Requirements: Which lines in the records below contain the word "Compared"? Copy each of them.

-- START Excerpted records --

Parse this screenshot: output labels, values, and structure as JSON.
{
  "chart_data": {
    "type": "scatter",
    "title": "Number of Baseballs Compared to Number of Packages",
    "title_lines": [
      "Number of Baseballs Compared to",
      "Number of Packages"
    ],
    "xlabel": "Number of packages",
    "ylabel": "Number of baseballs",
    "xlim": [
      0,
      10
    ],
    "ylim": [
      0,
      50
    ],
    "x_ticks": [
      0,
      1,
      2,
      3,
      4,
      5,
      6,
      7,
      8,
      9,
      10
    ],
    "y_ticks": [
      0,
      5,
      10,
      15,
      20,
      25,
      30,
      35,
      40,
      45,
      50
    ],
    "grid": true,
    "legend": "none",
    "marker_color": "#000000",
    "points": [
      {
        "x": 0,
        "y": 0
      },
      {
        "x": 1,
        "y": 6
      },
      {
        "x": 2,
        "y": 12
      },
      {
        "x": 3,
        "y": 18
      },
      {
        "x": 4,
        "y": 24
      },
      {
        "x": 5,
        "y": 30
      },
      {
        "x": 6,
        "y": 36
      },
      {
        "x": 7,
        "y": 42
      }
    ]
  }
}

-- END Excerpted records --

The answer:
    "title": "Number of Baseballs Compared to Number of Packages",
      "Number of Baseballs Compared to",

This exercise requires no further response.